(Some records)

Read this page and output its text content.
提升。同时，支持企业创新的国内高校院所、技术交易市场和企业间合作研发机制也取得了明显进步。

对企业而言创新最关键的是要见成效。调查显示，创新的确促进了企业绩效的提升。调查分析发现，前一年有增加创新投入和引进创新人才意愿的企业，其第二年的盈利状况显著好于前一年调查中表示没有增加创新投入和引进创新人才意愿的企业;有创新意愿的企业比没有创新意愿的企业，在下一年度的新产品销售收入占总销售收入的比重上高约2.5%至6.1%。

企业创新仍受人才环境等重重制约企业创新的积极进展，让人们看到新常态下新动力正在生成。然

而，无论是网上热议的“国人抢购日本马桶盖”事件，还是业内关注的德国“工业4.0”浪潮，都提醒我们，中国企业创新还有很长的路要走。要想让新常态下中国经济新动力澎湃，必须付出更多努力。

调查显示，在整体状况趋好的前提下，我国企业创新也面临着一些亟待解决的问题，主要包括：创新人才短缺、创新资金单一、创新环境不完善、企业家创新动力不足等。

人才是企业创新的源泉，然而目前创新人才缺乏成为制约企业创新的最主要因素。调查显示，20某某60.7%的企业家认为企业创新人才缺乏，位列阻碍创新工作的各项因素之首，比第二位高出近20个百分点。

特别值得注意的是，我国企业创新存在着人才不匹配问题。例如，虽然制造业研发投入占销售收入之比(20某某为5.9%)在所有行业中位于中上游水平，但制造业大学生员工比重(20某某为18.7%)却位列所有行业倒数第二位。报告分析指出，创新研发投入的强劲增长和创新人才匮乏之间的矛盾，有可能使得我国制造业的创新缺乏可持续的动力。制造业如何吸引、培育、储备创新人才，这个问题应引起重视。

### Task brief
Extract all of the data above and output it character for character.

### Problem solution
Read this page and output its text content.
提升。同时，支持企业创新的国内高校院所、技术交易市场和企业间合作研发机制也取得了明显进步。

对企业而言创新最关键的是要见成效。调查显示，创新的确促进了企业绩效的提升。调查分析发现，前一年有增加创新投入和引进创新人才意愿的企业，其第二年的盈利状况显著好于前一年调查中表示没有增加创新投入和引进创新人才意愿的企业;有创新意愿的企业比没有创新意愿的企业，在下一年度的新产品销售收入占总销售收入的比重上高约2.5%至6.1%。

企业创新仍受人才环境等重重制约企业创新的积极进展，让人们看到新常态下新动力正在生成。然

而，无论是网上热议的“国人抢购日本马桶盖”事件，还是业内关注的德国“工业4.0”浪潮，都提醒我们，中国企业创新还有很长的路要走。要想让新常态下中国经济新动力澎湃，必须付出更多努力。

调查显示，在整体状况趋好的前提下，我国企业创新也面临着一些亟待解决的问题，主要包括：创新人才短缺、创新资金单一、创新环境不完善、企业家创新动力不足等。

人才是企业创新的源泉，然而目前创新人才缺乏成为制约企业创新的最主要因素。调查显示，20某某60.7%的企业家认为企业创新人才缺乏，位列阻碍创新工作的各项因素之首，比第二位高出近20个百分点。

特别值得注意的是，我国企业创新存在着人才不匹配问题。例如，虽然制造业研发投入占销售收入之比(20某某为5.9%)在所有行业中位于中上游水平，但制造业大学生员工比重(20某某为18.7%)却位列所有行业倒数第二位。报告分析指出，创新研发投入的强劲增长和创新人才匮乏之间的矛盾，有可能使得我国制造业的创新缺乏可持续的动力。制造业如何吸引、培育、储备创新人才，这个问题应引起重视。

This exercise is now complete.